(Stored data entries)

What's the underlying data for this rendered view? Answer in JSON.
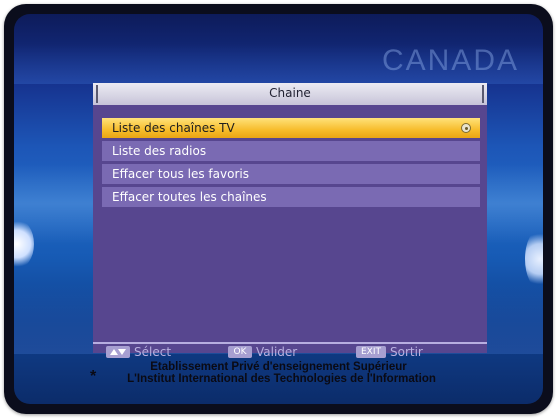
{
  "background": {
    "watermark": "CANADA"
  },
  "menu": {
    "title": "Chaine",
    "items": [
      {
        "label": "Liste des chaînes TV",
        "selected": true,
        "icon": "favorite-icon"
      },
      {
        "label": "Liste des radios",
        "selected": false
      },
      {
        "label": "Effacer tous les favoris",
        "selected": false
      },
      {
        "label": "Effacer toutes les chaînes",
        "selected": false
      }
    ]
  },
  "hints": [
    {
      "key_icon": "arrows-icon",
      "key_text": "",
      "label": "Sélect"
    },
    {
      "key_icon": "ok-key-icon",
      "key_text": "OK",
      "label": "Valider"
    },
    {
      "key_icon": "exit-key-icon",
      "key_text": "EXIT",
      "label": "Sortir"
    }
  ],
  "footer": {
    "marker": "*",
    "line1": "Etablissement Privé d'enseignement Supérieur",
    "line2": "L'Institut International des Technologies de l'Information"
  },
  "colors": {
    "menu_bg": "#57468f",
    "item_bg": "#7a6ab3",
    "selected_bg": "#f7bc2b",
    "screen_blue": "#2067c4"
  }
}
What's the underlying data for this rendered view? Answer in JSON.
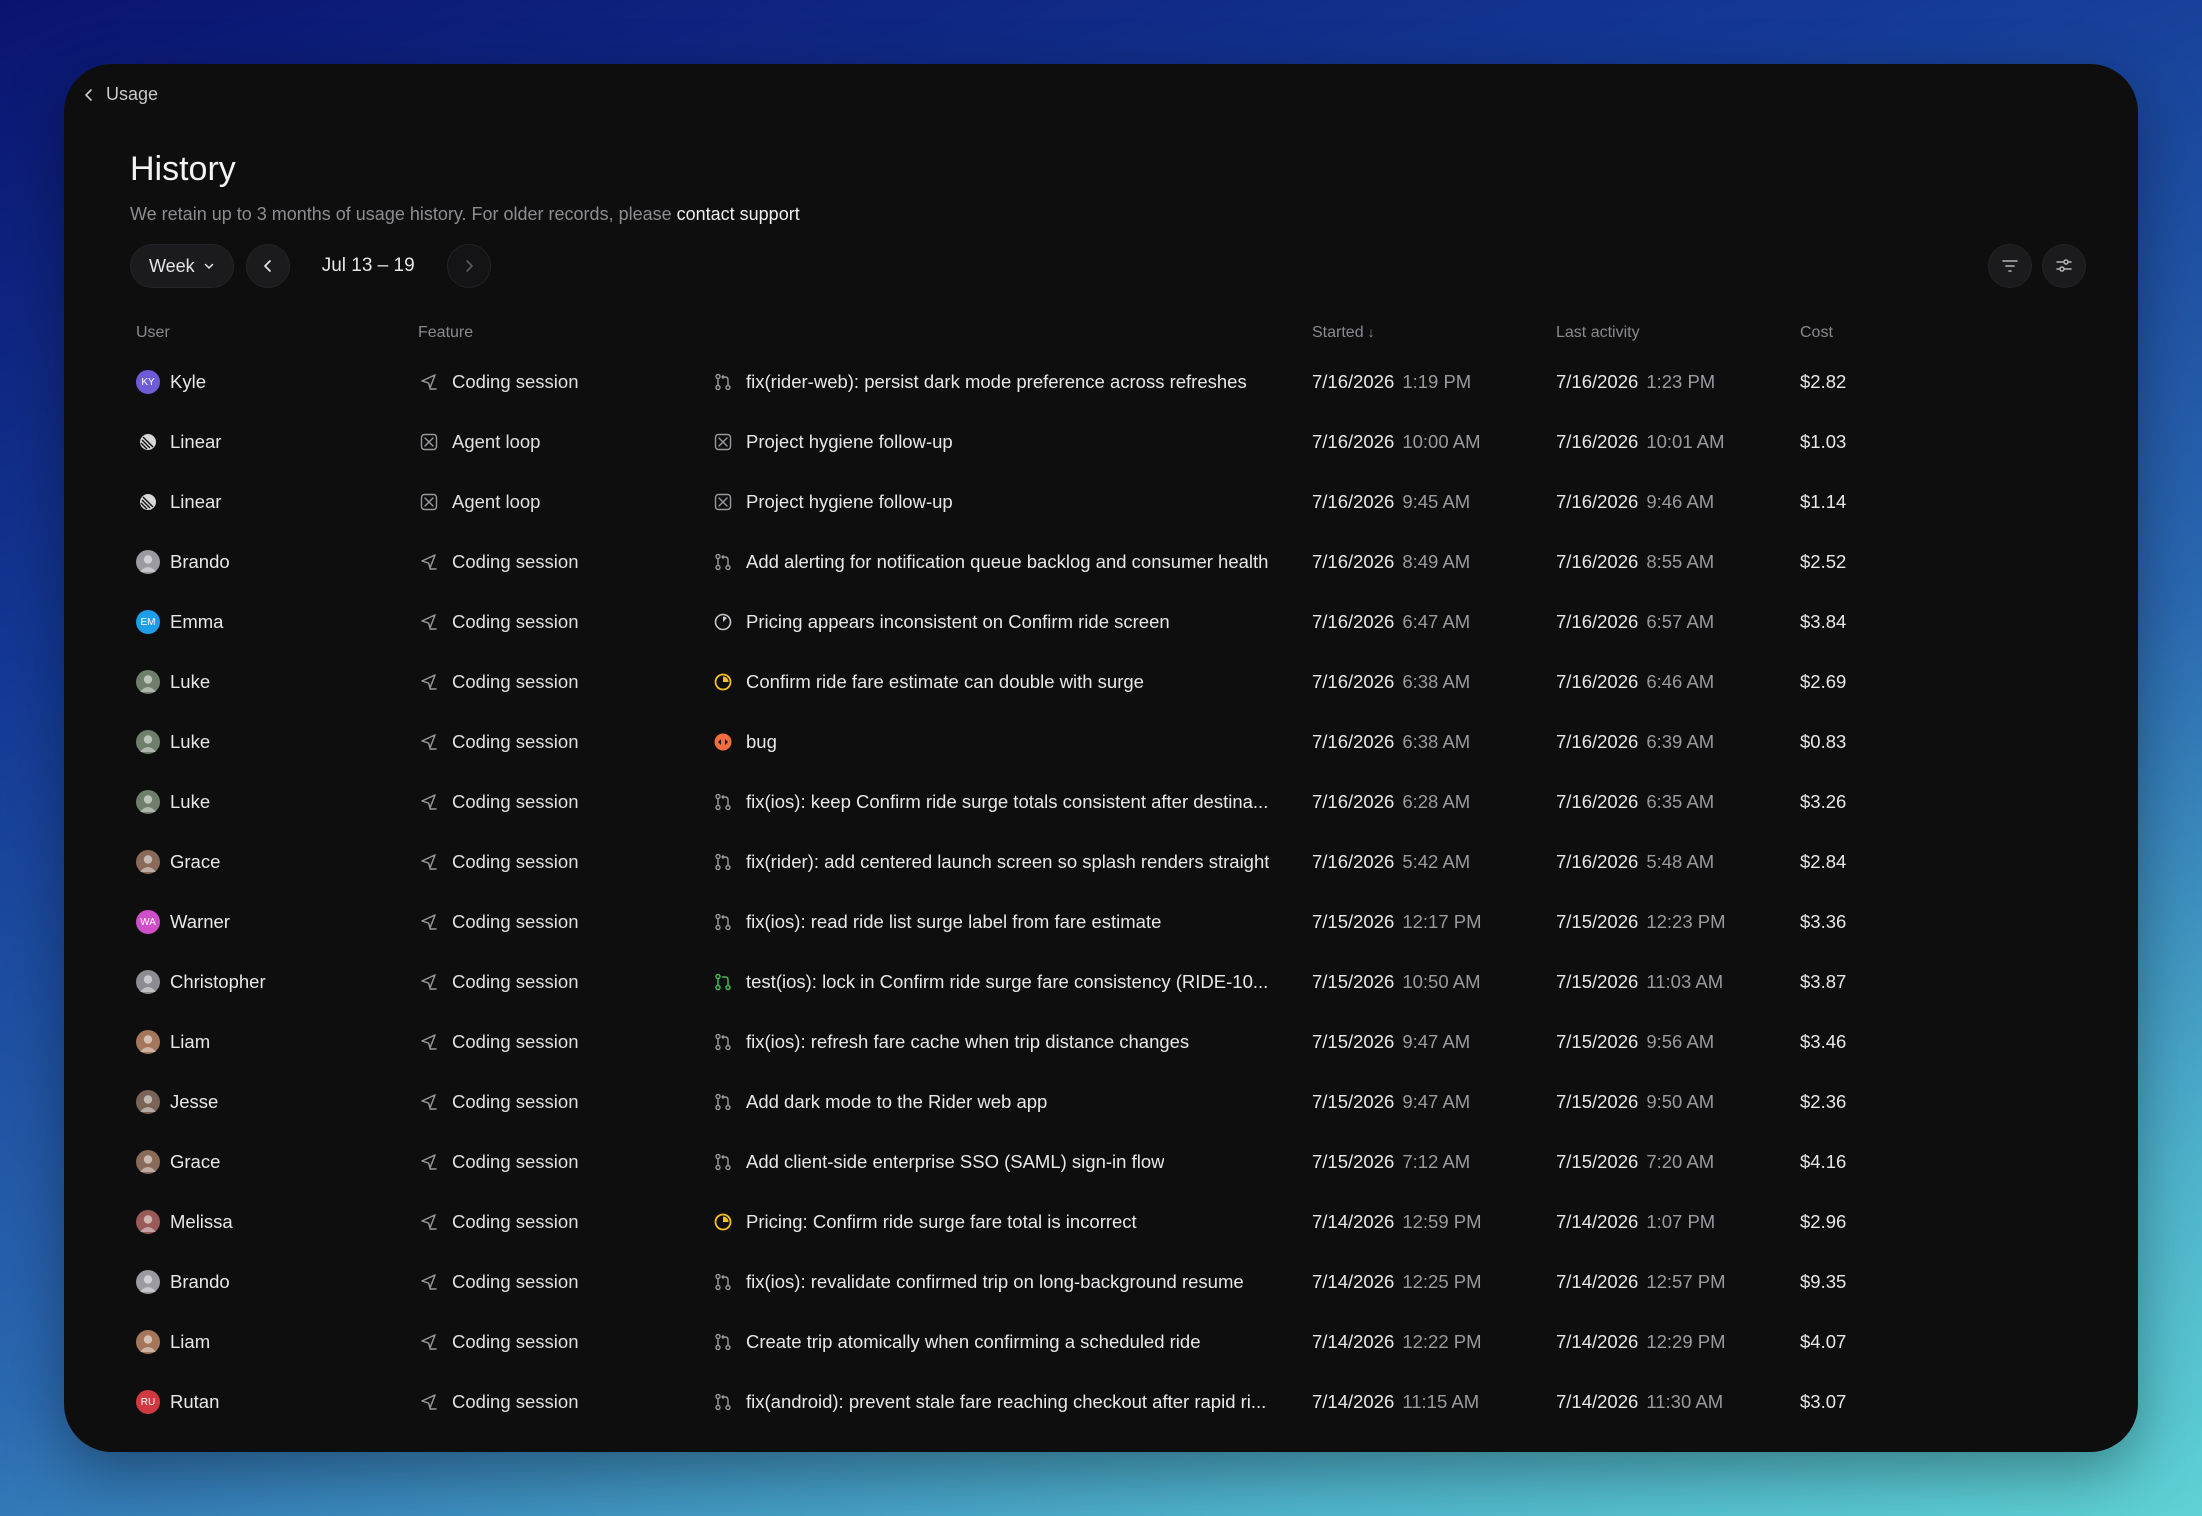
{
  "breadcrumb": {
    "label": "Usage"
  },
  "header": {
    "title": "History",
    "subtitle": "We retain up to 3 months of usage history. For older records, please",
    "link": "contact support"
  },
  "toolbar": {
    "period": "Week",
    "range": "Jul 13 – 19"
  },
  "columns": {
    "user": "User",
    "feature": "Feature",
    "started": "Started",
    "started_sort": "↓",
    "last": "Last activity",
    "cost": "Cost"
  },
  "rows": [
    {
      "user": "Kyle",
      "avatar": {
        "type": "initials",
        "text": "KY",
        "color": "#6e5bd6"
      },
      "feature": "Coding session",
      "feature_icon": "coding-icon",
      "title_icon": "pull-request-icon",
      "title": "fix(rider-web): persist dark mode preference across refreshes",
      "started_date": "7/16/2026",
      "started_time": "1:19 PM",
      "last_date": "7/16/2026",
      "last_time": "1:23 PM",
      "cost": "$2.82"
    },
    {
      "user": "Linear",
      "avatar": {
        "type": "logo",
        "text": "",
        "color": "#d8d8da"
      },
      "feature": "Agent loop",
      "feature_icon": "agent-loop-icon",
      "title_icon": "agent-loop-icon",
      "title": "Project hygiene follow-up",
      "started_date": "7/16/2026",
      "started_time": "10:00 AM",
      "last_date": "7/16/2026",
      "last_time": "10:01 AM",
      "cost": "$1.03"
    },
    {
      "user": "Linear",
      "avatar": {
        "type": "logo",
        "text": "",
        "color": "#d8d8da"
      },
      "feature": "Agent loop",
      "feature_icon": "agent-loop-icon",
      "title_icon": "agent-loop-icon",
      "title": "Project hygiene follow-up",
      "started_date": "7/16/2026",
      "started_time": "9:45 AM",
      "last_date": "7/16/2026",
      "last_time": "9:46 AM",
      "cost": "$1.14"
    },
    {
      "user": "Brando",
      "avatar": {
        "type": "photo",
        "text": "",
        "color": "#9a9aa0"
      },
      "feature": "Coding session",
      "feature_icon": "coding-icon",
      "title_icon": "pull-request-icon",
      "title": "Add alerting for notification queue backlog and consumer health",
      "started_date": "7/16/2026",
      "started_time": "8:49 AM",
      "last_date": "7/16/2026",
      "last_time": "8:55 AM",
      "cost": "$2.52"
    },
    {
      "user": "Emma",
      "avatar": {
        "type": "initials",
        "text": "EM",
        "color": "#1e9ee8"
      },
      "feature": "Coding session",
      "feature_icon": "coding-icon",
      "title_icon": "issue-open-icon",
      "title": "Pricing appears inconsistent on Confirm ride screen",
      "started_date": "7/16/2026",
      "started_time": "6:47 AM",
      "last_date": "7/16/2026",
      "last_time": "6:57 AM",
      "cost": "$3.84"
    },
    {
      "user": "Luke",
      "avatar": {
        "type": "photo",
        "text": "",
        "color": "#6f7f6c"
      },
      "feature": "Coding session",
      "feature_icon": "coding-icon",
      "title_icon": "issue-progress-icon",
      "title": "Confirm ride fare estimate can double with surge",
      "started_date": "7/16/2026",
      "started_time": "6:38 AM",
      "last_date": "7/16/2026",
      "last_time": "6:46 AM",
      "cost": "$2.69"
    },
    {
      "user": "Luke",
      "avatar": {
        "type": "photo",
        "text": "",
        "color": "#6f7f6c"
      },
      "feature": "Coding session",
      "feature_icon": "coding-icon",
      "title_icon": "urgent-issue-icon",
      "title": "bug",
      "started_date": "7/16/2026",
      "started_time": "6:38 AM",
      "last_date": "7/16/2026",
      "last_time": "6:39 AM",
      "cost": "$0.83"
    },
    {
      "user": "Luke",
      "avatar": {
        "type": "photo",
        "text": "",
        "color": "#6f7f6c"
      },
      "feature": "Coding session",
      "feature_icon": "coding-icon",
      "title_icon": "pull-request-icon",
      "title": "fix(ios): keep Confirm ride surge totals consistent after destina...",
      "started_date": "7/16/2026",
      "started_time": "6:28 AM",
      "last_date": "7/16/2026",
      "last_time": "6:35 AM",
      "cost": "$3.26"
    },
    {
      "user": "Grace",
      "avatar": {
        "type": "photo",
        "text": "",
        "color": "#8a6a58"
      },
      "feature": "Coding session",
      "feature_icon": "coding-icon",
      "title_icon": "pull-request-icon",
      "title": "fix(rider): add centered launch screen so splash renders straight",
      "started_date": "7/16/2026",
      "started_time": "5:42 AM",
      "last_date": "7/16/2026",
      "last_time": "5:48 AM",
      "cost": "$2.84"
    },
    {
      "user": "Warner",
      "avatar": {
        "type": "initials",
        "text": "WA",
        "color": "#d04ec8"
      },
      "feature": "Coding session",
      "feature_icon": "coding-icon",
      "title_icon": "pull-request-icon",
      "title": "fix(ios): read ride list surge label from fare estimate",
      "started_date": "7/15/2026",
      "started_time": "12:17 PM",
      "last_date": "7/15/2026",
      "last_time": "12:23 PM",
      "cost": "$3.36"
    },
    {
      "user": "Christopher",
      "avatar": {
        "type": "photo",
        "text": "",
        "color": "#8c8c92"
      },
      "feature": "Coding session",
      "feature_icon": "coding-icon",
      "title_icon": "pull-request-merged-icon",
      "title": "test(ios): lock in Confirm ride surge fare consistency (RIDE-10...",
      "started_date": "7/15/2026",
      "started_time": "10:50 AM",
      "last_date": "7/15/2026",
      "last_time": "11:03 AM",
      "cost": "$3.87"
    },
    {
      "user": "Liam",
      "avatar": {
        "type": "photo",
        "text": "",
        "color": "#a4765a"
      },
      "feature": "Coding session",
      "feature_icon": "coding-icon",
      "title_icon": "pull-request-icon",
      "title": "fix(ios): refresh fare cache when trip distance changes",
      "started_date": "7/15/2026",
      "started_time": "9:47 AM",
      "last_date": "7/15/2026",
      "last_time": "9:56 AM",
      "cost": "$3.46"
    },
    {
      "user": "Jesse",
      "avatar": {
        "type": "photo",
        "text": "",
        "color": "#7a6458"
      },
      "feature": "Coding session",
      "feature_icon": "coding-icon",
      "title_icon": "pull-request-icon",
      "title": "Add dark mode to the Rider web app",
      "started_date": "7/15/2026",
      "started_time": "9:47 AM",
      "last_date": "7/15/2026",
      "last_time": "9:50 AM",
      "cost": "$2.36"
    },
    {
      "user": "Grace",
      "avatar": {
        "type": "photo",
        "text": "",
        "color": "#8a6a58"
      },
      "feature": "Coding session",
      "feature_icon": "coding-icon",
      "title_icon": "pull-request-icon",
      "title": "Add client-side enterprise SSO (SAML) sign-in flow",
      "started_date": "7/15/2026",
      "started_time": "7:12 AM",
      "last_date": "7/15/2026",
      "last_time": "7:20 AM",
      "cost": "$4.16"
    },
    {
      "user": "Melissa",
      "avatar": {
        "type": "photo",
        "text": "",
        "color": "#9a5a5a"
      },
      "feature": "Coding session",
      "feature_icon": "coding-icon",
      "title_icon": "issue-progress-icon",
      "title": "Pricing: Confirm ride surge fare total is incorrect",
      "started_date": "7/14/2026",
      "started_time": "12:59 PM",
      "last_date": "7/14/2026",
      "last_time": "1:07 PM",
      "cost": "$2.96"
    },
    {
      "user": "Brando",
      "avatar": {
        "type": "photo",
        "text": "",
        "color": "#9a9aa0"
      },
      "feature": "Coding session",
      "feature_icon": "coding-icon",
      "title_icon": "pull-request-icon",
      "title": "fix(ios): revalidate confirmed trip on long-background resume",
      "started_date": "7/14/2026",
      "started_time": "12:25 PM",
      "last_date": "7/14/2026",
      "last_time": "12:57 PM",
      "cost": "$9.35"
    },
    {
      "user": "Liam",
      "avatar": {
        "type": "photo",
        "text": "",
        "color": "#a4765a"
      },
      "feature": "Coding session",
      "feature_icon": "coding-icon",
      "title_icon": "pull-request-icon",
      "title": "Create trip atomically when confirming a scheduled ride",
      "started_date": "7/14/2026",
      "started_time": "12:22 PM",
      "last_date": "7/14/2026",
      "last_time": "12:29 PM",
      "cost": "$4.07"
    },
    {
      "user": "Rutan",
      "avatar": {
        "type": "initials",
        "text": "RU",
        "color": "#d0393f"
      },
      "feature": "Coding session",
      "feature_icon": "coding-icon",
      "title_icon": "pull-request-icon",
      "title": "fix(android): prevent stale fare reaching checkout after rapid ri...",
      "started_date": "7/14/2026",
      "started_time": "11:15 AM",
      "last_date": "7/14/2026",
      "last_time": "11:30 AM",
      "cost": "$3.07"
    }
  ]
}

* Problem to solve
Find every line containing the word "when", then give the total and nothing more.

* Expected answer
2